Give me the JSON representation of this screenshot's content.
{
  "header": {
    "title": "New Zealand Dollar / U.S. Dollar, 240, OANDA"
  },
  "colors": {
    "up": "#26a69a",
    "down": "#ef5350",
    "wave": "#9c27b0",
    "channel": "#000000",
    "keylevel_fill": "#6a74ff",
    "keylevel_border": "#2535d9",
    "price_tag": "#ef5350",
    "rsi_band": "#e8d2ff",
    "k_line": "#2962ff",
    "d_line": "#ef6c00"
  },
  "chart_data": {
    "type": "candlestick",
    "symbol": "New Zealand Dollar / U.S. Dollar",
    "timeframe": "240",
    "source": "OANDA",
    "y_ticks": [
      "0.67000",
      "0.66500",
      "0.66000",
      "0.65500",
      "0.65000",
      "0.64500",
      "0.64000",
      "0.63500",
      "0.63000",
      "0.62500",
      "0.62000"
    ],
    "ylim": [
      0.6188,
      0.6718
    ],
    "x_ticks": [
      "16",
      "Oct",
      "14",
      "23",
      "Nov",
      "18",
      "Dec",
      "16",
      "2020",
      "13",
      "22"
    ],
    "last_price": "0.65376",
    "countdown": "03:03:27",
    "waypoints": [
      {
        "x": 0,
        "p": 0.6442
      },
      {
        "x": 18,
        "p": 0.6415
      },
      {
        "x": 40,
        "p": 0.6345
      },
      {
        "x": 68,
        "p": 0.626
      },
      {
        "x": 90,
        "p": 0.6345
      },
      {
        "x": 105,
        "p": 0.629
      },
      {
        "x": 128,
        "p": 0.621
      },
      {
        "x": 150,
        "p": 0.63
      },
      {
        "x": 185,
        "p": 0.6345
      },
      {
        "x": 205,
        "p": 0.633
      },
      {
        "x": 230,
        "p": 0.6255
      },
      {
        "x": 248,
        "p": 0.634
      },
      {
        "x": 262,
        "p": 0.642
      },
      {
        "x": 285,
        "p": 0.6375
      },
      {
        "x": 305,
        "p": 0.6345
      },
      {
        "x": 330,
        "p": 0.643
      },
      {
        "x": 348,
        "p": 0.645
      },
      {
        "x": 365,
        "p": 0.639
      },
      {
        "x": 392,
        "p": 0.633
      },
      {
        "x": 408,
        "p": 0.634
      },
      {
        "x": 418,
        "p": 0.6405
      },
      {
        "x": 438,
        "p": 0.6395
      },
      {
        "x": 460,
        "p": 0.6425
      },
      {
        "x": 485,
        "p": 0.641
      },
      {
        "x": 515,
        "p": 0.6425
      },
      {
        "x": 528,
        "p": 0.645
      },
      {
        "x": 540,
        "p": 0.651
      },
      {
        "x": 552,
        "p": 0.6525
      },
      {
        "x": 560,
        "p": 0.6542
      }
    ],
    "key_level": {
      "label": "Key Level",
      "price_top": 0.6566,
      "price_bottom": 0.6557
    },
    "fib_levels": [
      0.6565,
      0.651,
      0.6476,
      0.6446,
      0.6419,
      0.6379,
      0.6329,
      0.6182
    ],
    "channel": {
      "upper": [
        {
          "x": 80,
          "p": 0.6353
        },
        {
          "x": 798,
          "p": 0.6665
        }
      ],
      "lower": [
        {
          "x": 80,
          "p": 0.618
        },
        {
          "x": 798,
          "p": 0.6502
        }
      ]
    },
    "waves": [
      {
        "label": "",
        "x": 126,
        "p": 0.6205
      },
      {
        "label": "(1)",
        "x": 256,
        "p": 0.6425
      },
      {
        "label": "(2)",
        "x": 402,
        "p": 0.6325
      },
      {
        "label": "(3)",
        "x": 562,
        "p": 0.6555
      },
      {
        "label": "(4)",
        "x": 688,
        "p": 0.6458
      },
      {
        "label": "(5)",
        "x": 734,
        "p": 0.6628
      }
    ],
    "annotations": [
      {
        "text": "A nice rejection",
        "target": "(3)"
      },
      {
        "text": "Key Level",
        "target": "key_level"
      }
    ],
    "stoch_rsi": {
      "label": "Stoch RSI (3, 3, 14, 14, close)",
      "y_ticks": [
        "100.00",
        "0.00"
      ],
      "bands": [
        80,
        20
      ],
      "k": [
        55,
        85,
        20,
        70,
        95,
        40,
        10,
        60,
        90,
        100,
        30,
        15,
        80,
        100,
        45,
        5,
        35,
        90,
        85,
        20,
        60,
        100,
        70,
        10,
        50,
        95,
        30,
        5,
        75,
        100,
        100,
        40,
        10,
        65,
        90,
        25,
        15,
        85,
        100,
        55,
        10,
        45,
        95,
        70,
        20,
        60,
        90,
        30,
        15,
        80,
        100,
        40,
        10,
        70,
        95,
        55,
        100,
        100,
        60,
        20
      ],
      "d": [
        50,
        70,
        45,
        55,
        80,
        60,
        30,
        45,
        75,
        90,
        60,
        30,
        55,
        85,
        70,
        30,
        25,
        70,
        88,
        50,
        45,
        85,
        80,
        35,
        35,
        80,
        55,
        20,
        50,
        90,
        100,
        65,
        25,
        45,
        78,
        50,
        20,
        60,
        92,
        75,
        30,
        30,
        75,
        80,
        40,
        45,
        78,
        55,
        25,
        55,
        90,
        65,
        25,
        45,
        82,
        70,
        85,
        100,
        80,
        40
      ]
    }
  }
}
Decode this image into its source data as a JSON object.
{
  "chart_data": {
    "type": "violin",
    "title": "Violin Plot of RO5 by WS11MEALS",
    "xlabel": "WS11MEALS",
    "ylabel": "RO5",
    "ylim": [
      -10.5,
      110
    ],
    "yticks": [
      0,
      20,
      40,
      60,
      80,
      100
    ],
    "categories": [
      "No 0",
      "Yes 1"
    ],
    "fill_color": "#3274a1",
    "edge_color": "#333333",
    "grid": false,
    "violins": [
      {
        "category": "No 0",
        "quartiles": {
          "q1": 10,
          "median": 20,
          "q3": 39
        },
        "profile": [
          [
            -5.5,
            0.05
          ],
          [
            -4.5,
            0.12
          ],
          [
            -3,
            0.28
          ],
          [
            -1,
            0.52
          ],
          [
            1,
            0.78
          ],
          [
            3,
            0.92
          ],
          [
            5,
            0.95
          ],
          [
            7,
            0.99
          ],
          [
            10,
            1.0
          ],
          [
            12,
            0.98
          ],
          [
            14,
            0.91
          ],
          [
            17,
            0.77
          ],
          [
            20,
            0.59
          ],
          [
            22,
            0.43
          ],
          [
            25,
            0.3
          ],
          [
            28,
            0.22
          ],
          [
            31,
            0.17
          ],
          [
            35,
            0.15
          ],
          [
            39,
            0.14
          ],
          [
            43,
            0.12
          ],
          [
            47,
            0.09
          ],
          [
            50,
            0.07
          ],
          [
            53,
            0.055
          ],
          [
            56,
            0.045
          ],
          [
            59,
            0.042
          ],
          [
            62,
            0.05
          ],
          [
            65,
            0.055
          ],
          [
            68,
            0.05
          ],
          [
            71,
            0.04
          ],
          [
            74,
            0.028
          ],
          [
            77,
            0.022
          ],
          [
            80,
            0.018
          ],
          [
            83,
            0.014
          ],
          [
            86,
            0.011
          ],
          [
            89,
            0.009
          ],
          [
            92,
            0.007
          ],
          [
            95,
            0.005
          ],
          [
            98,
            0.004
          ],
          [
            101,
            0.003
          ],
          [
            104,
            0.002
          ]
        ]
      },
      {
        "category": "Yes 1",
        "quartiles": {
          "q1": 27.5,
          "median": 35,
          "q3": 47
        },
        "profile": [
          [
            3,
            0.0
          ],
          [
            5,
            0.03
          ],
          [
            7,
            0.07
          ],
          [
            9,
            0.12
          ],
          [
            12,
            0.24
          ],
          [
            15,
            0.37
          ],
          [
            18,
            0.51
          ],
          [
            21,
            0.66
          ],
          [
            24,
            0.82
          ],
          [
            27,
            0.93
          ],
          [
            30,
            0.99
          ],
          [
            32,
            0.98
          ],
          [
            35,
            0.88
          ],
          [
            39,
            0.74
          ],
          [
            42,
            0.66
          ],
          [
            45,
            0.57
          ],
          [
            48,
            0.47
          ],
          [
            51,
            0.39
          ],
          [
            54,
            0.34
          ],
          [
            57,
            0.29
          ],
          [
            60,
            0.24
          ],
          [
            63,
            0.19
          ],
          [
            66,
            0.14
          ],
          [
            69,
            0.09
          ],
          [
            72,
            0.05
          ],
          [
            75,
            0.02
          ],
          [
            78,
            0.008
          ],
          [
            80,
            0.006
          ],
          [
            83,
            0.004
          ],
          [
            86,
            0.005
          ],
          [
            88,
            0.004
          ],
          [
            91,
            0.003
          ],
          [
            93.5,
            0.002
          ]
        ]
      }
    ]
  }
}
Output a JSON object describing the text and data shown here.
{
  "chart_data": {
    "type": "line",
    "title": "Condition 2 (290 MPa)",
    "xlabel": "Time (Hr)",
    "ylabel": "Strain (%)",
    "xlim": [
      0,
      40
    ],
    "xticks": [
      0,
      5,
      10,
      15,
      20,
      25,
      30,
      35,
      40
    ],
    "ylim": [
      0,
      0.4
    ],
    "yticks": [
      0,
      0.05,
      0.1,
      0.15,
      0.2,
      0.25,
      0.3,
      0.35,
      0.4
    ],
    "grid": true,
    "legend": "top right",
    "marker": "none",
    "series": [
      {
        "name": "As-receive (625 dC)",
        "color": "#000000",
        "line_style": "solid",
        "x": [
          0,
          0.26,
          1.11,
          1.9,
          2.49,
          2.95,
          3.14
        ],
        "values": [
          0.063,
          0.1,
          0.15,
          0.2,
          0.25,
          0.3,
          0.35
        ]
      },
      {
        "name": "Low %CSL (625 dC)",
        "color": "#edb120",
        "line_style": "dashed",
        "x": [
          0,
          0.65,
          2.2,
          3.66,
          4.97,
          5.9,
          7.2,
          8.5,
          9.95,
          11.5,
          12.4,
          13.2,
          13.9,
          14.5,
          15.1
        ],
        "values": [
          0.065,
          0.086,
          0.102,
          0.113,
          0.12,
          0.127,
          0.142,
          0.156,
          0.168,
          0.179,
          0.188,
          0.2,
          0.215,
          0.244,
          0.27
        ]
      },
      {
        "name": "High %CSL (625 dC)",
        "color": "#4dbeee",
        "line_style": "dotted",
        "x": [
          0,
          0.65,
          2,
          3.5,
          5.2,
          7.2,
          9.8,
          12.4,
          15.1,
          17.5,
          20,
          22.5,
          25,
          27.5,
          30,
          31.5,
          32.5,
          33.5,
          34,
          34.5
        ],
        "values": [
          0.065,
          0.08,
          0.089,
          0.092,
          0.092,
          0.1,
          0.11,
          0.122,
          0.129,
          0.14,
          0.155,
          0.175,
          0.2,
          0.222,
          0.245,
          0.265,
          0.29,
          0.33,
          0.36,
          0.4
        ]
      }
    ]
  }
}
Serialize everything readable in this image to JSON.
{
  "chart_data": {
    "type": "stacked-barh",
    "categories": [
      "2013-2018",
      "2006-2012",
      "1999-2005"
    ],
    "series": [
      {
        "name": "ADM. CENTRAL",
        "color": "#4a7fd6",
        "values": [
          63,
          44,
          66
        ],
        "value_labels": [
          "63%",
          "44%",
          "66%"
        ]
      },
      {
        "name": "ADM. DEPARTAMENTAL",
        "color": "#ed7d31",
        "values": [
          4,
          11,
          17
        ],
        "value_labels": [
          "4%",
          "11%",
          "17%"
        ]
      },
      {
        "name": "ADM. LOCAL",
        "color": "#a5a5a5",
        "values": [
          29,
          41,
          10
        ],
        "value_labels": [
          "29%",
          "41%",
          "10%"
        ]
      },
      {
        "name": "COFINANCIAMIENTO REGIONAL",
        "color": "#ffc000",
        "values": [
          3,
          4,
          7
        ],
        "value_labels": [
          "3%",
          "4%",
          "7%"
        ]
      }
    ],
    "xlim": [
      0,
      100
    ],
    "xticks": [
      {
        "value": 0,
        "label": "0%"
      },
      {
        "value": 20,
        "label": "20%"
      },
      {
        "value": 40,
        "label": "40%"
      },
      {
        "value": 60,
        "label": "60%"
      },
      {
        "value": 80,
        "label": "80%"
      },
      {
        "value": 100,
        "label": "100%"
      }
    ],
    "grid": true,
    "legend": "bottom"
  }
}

Work required:
Search the data for "Dollar". Copy every matching line.

Written solution:
    "title": "New Zealand Dollar / U.S. Dollar, 240, OANDA"
    "symbol": "New Zealand Dollar / U.S. Dollar",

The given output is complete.